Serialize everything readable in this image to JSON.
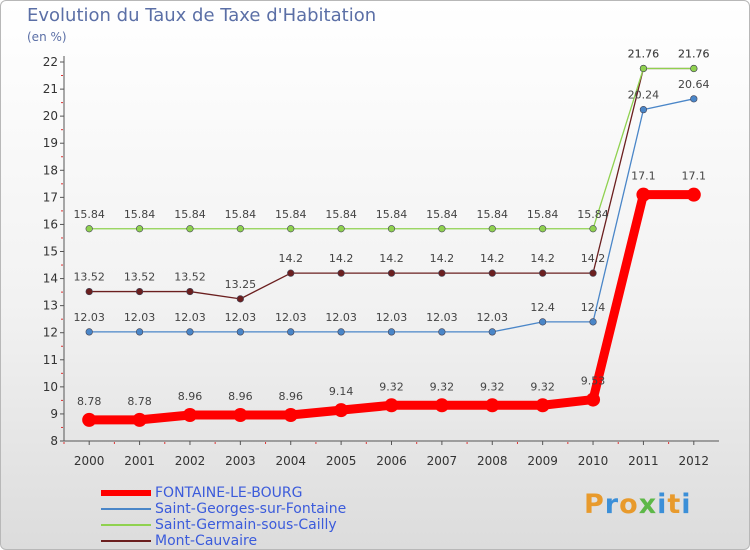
{
  "title": "Evolution du Taux de Taxe d'Habitation",
  "subtitle": "(en %)",
  "logo": "Proxiti",
  "chart_data": {
    "type": "line",
    "title": "Evolution du Taux de Taxe d'Habitation",
    "ylabel": "(en %)",
    "xlabel": "",
    "x": [
      "2000",
      "2001",
      "2002",
      "2003",
      "2004",
      "2005",
      "2006",
      "2007",
      "2008",
      "2009",
      "2010",
      "2011",
      "2012"
    ],
    "ylim": [
      8,
      22
    ],
    "yticks": [
      8,
      9,
      10,
      11,
      12,
      13,
      14,
      15,
      16,
      17,
      18,
      19,
      20,
      21,
      22
    ],
    "grid": false,
    "legend_position": "bottom-left",
    "series": [
      {
        "name": "FONTAINE-LE-BOURG",
        "color": "#ff0000",
        "values": [
          8.78,
          8.78,
          8.96,
          8.96,
          8.96,
          9.14,
          9.32,
          9.32,
          9.32,
          9.32,
          9.53,
          17.1,
          17.1
        ],
        "labels": [
          "8.78",
          "8.78",
          "8.96",
          "8.96",
          "8.96",
          "9.14",
          "9.32",
          "9.32",
          "9.32",
          "9.32",
          "9.53",
          "17.1",
          "17.1"
        ]
      },
      {
        "name": "Saint-Georges-sur-Fontaine",
        "color": "#4a86c8",
        "values": [
          12.03,
          12.03,
          12.03,
          12.03,
          12.03,
          12.03,
          12.03,
          12.03,
          12.03,
          12.4,
          12.4,
          20.24,
          20.64
        ],
        "labels": [
          "12.03",
          "12.03",
          "12.03",
          "12.03",
          "12.03",
          "12.03",
          "12.03",
          "12.03",
          "12.03",
          "12.4",
          "12.4",
          "20.24",
          "20.64"
        ]
      },
      {
        "name": "Saint-Germain-sous-Cailly",
        "color": "#8fd14f",
        "values": [
          15.84,
          15.84,
          15.84,
          15.84,
          15.84,
          15.84,
          15.84,
          15.84,
          15.84,
          15.84,
          15.84,
          21.76,
          21.76
        ],
        "labels": [
          "15.84",
          "15.84",
          "15.84",
          "15.84",
          "15.84",
          "15.84",
          "15.84",
          "15.84",
          "15.84",
          "15.84",
          "15.84",
          "21.76",
          "21.76"
        ]
      },
      {
        "name": "Mont-Cauvaire",
        "color": "#6b1f1f",
        "values": [
          13.52,
          13.52,
          13.52,
          13.25,
          14.2,
          14.2,
          14.2,
          14.2,
          14.2,
          14.2,
          14.2,
          21.76,
          21.76
        ],
        "labels": [
          "13.52",
          "13.52",
          "13.52",
          "13.25",
          "14.2",
          "14.2",
          "14.2",
          "14.2",
          "14.2",
          "14.2",
          "14.2",
          "21.76",
          "21.76"
        ]
      }
    ]
  }
}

— What the exercise asks —
Return only the number of lines in the data above that include the word "Habitation".

— Expected output —
2